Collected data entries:

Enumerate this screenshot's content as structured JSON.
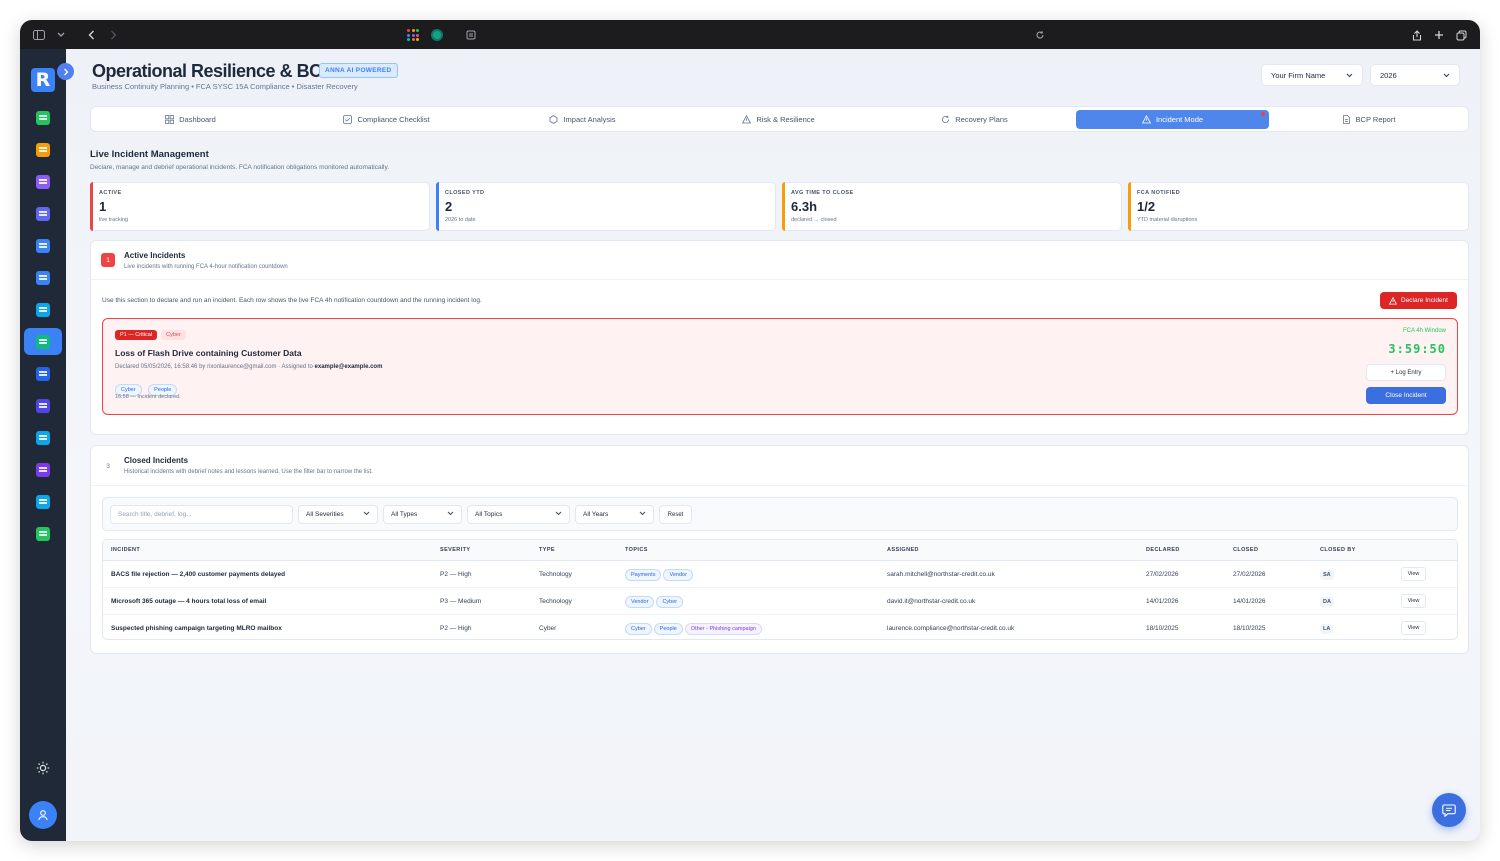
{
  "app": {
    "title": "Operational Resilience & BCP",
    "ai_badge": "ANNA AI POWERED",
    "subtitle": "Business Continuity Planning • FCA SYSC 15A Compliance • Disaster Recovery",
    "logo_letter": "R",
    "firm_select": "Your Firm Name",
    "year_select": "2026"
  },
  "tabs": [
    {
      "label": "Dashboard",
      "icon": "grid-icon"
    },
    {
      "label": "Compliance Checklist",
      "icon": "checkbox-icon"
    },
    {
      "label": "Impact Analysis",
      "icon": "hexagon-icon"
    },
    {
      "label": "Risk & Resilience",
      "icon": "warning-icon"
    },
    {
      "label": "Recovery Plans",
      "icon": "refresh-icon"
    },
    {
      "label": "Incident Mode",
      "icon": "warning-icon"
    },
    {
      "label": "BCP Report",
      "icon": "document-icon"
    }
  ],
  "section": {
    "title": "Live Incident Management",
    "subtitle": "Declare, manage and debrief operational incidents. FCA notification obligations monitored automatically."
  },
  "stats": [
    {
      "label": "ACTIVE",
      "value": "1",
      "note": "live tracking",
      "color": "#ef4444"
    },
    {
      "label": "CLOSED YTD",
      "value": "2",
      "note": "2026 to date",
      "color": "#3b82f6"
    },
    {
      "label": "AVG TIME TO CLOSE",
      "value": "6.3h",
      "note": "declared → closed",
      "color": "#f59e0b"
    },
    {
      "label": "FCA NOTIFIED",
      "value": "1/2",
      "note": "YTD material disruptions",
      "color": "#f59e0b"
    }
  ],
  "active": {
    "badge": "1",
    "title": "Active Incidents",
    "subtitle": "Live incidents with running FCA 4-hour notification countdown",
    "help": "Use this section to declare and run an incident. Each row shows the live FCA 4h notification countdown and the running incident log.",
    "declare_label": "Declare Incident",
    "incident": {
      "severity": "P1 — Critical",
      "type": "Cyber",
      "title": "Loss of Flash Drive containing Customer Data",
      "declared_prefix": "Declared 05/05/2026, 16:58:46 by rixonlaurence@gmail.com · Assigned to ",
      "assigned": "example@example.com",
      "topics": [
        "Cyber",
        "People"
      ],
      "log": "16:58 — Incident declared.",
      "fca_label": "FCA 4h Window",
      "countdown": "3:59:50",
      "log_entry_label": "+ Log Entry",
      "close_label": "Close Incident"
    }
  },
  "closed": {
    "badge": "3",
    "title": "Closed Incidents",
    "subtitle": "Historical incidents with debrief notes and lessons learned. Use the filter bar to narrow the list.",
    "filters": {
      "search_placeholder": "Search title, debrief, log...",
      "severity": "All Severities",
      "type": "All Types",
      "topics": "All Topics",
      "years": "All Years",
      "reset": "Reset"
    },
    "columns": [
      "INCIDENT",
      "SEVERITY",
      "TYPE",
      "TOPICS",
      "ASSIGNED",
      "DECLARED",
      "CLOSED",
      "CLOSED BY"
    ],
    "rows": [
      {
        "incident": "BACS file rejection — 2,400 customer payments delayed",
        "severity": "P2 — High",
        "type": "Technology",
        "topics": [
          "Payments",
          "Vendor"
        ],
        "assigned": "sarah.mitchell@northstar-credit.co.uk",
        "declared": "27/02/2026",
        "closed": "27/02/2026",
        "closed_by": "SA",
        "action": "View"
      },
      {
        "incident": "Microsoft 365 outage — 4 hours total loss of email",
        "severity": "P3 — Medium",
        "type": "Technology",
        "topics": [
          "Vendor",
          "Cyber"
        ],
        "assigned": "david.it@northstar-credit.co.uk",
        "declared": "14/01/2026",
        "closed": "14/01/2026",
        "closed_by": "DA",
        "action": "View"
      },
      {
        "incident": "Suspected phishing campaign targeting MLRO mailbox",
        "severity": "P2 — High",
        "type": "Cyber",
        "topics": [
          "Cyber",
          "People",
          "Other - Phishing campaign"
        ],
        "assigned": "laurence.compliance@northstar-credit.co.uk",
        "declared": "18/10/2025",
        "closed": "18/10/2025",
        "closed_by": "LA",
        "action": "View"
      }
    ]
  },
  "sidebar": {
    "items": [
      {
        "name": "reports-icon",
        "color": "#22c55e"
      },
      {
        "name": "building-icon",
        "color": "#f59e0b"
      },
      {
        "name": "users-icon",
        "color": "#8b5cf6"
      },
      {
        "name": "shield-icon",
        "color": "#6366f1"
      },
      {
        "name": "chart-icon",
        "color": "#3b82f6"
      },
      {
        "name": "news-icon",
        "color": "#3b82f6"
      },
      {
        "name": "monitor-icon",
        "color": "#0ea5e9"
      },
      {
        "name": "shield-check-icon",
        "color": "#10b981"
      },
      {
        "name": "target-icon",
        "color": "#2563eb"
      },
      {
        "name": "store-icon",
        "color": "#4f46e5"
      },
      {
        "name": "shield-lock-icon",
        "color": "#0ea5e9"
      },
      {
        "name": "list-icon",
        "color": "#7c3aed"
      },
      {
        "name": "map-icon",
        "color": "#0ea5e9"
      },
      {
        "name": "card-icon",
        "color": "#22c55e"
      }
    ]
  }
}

- [DIRECTIONS]: Copy every record character for character. Skip the pictures.

- [RESPONSE TO THIS TASK]:
Enumerate this screenshot's content as structured JSON.
{
  "app": {
    "title": "Operational Resilience & BCP",
    "ai_badge": "ANNA AI POWERED",
    "subtitle": "Business Continuity Planning • FCA SYSC 15A Compliance • Disaster Recovery",
    "logo_letter": "R",
    "firm_select": "Your Firm Name",
    "year_select": "2026"
  },
  "tabs": [
    {
      "label": "Dashboard",
      "icon": "grid-icon"
    },
    {
      "label": "Compliance Checklist",
      "icon": "checkbox-icon"
    },
    {
      "label": "Impact Analysis",
      "icon": "hexagon-icon"
    },
    {
      "label": "Risk & Resilience",
      "icon": "warning-icon"
    },
    {
      "label": "Recovery Plans",
      "icon": "refresh-icon"
    },
    {
      "label": "Incident Mode",
      "icon": "warning-icon"
    },
    {
      "label": "BCP Report",
      "icon": "document-icon"
    }
  ],
  "section": {
    "title": "Live Incident Management",
    "subtitle": "Declare, manage and debrief operational incidents. FCA notification obligations monitored automatically."
  },
  "stats": [
    {
      "label": "ACTIVE",
      "value": "1",
      "note": "live tracking",
      "color": "#ef4444"
    },
    {
      "label": "CLOSED YTD",
      "value": "2",
      "note": "2026 to date",
      "color": "#3b82f6"
    },
    {
      "label": "AVG TIME TO CLOSE",
      "value": "6.3h",
      "note": "declared → closed",
      "color": "#f59e0b"
    },
    {
      "label": "FCA NOTIFIED",
      "value": "1/2",
      "note": "YTD material disruptions",
      "color": "#f59e0b"
    }
  ],
  "active": {
    "badge": "1",
    "title": "Active Incidents",
    "subtitle": "Live incidents with running FCA 4-hour notification countdown",
    "help": "Use this section to declare and run an incident. Each row shows the live FCA 4h notification countdown and the running incident log.",
    "declare_label": "Declare Incident",
    "incident": {
      "severity": "P1 — Critical",
      "type": "Cyber",
      "title": "Loss of Flash Drive containing Customer Data",
      "declared_prefix": "Declared 05/05/2026, 16:58:46 by rixonlaurence@gmail.com · Assigned to ",
      "assigned": "example@example.com",
      "topics": [
        "Cyber",
        "People"
      ],
      "log": "16:58 — Incident declared.",
      "fca_label": "FCA 4h Window",
      "countdown": "3:59:50",
      "log_entry_label": "+ Log Entry",
      "close_label": "Close Incident"
    }
  },
  "closed": {
    "badge": "3",
    "title": "Closed Incidents",
    "subtitle": "Historical incidents with debrief notes and lessons learned. Use the filter bar to narrow the list.",
    "filters": {
      "search_placeholder": "Search title, debrief, log...",
      "severity": "All Severities",
      "type": "All Types",
      "topics": "All Topics",
      "years": "All Years",
      "reset": "Reset"
    },
    "columns": [
      "INCIDENT",
      "SEVERITY",
      "TYPE",
      "TOPICS",
      "ASSIGNED",
      "DECLARED",
      "CLOSED",
      "CLOSED BY"
    ],
    "rows": [
      {
        "incident": "BACS file rejection — 2,400 customer payments delayed",
        "severity": "P2 — High",
        "type": "Technology",
        "topics": [
          "Payments",
          "Vendor"
        ],
        "assigned": "sarah.mitchell@northstar-credit.co.uk",
        "declared": "27/02/2026",
        "closed": "27/02/2026",
        "closed_by": "SA",
        "action": "View"
      },
      {
        "incident": "Microsoft 365 outage — 4 hours total loss of email",
        "severity": "P3 — Medium",
        "type": "Technology",
        "topics": [
          "Vendor",
          "Cyber"
        ],
        "assigned": "david.it@northstar-credit.co.uk",
        "declared": "14/01/2026",
        "closed": "14/01/2026",
        "closed_by": "DA",
        "action": "View"
      },
      {
        "incident": "Suspected phishing campaign targeting MLRO mailbox",
        "severity": "P2 — High",
        "type": "Cyber",
        "topics": [
          "Cyber",
          "People",
          "Other - Phishing campaign"
        ],
        "assigned": "laurence.compliance@northstar-credit.co.uk",
        "declared": "18/10/2025",
        "closed": "18/10/2025",
        "closed_by": "LA",
        "action": "View"
      }
    ]
  },
  "sidebar": {
    "items": [
      {
        "name": "reports-icon",
        "color": "#22c55e"
      },
      {
        "name": "building-icon",
        "color": "#f59e0b"
      },
      {
        "name": "users-icon",
        "color": "#8b5cf6"
      },
      {
        "name": "shield-icon",
        "color": "#6366f1"
      },
      {
        "name": "chart-icon",
        "color": "#3b82f6"
      },
      {
        "name": "news-icon",
        "color": "#3b82f6"
      },
      {
        "name": "monitor-icon",
        "color": "#0ea5e9"
      },
      {
        "name": "shield-check-icon",
        "color": "#10b981"
      },
      {
        "name": "target-icon",
        "color": "#2563eb"
      },
      {
        "name": "store-icon",
        "color": "#4f46e5"
      },
      {
        "name": "shield-lock-icon",
        "color": "#0ea5e9"
      },
      {
        "name": "list-icon",
        "color": "#7c3aed"
      },
      {
        "name": "map-icon",
        "color": "#0ea5e9"
      },
      {
        "name": "card-icon",
        "color": "#22c55e"
      }
    ]
  }
}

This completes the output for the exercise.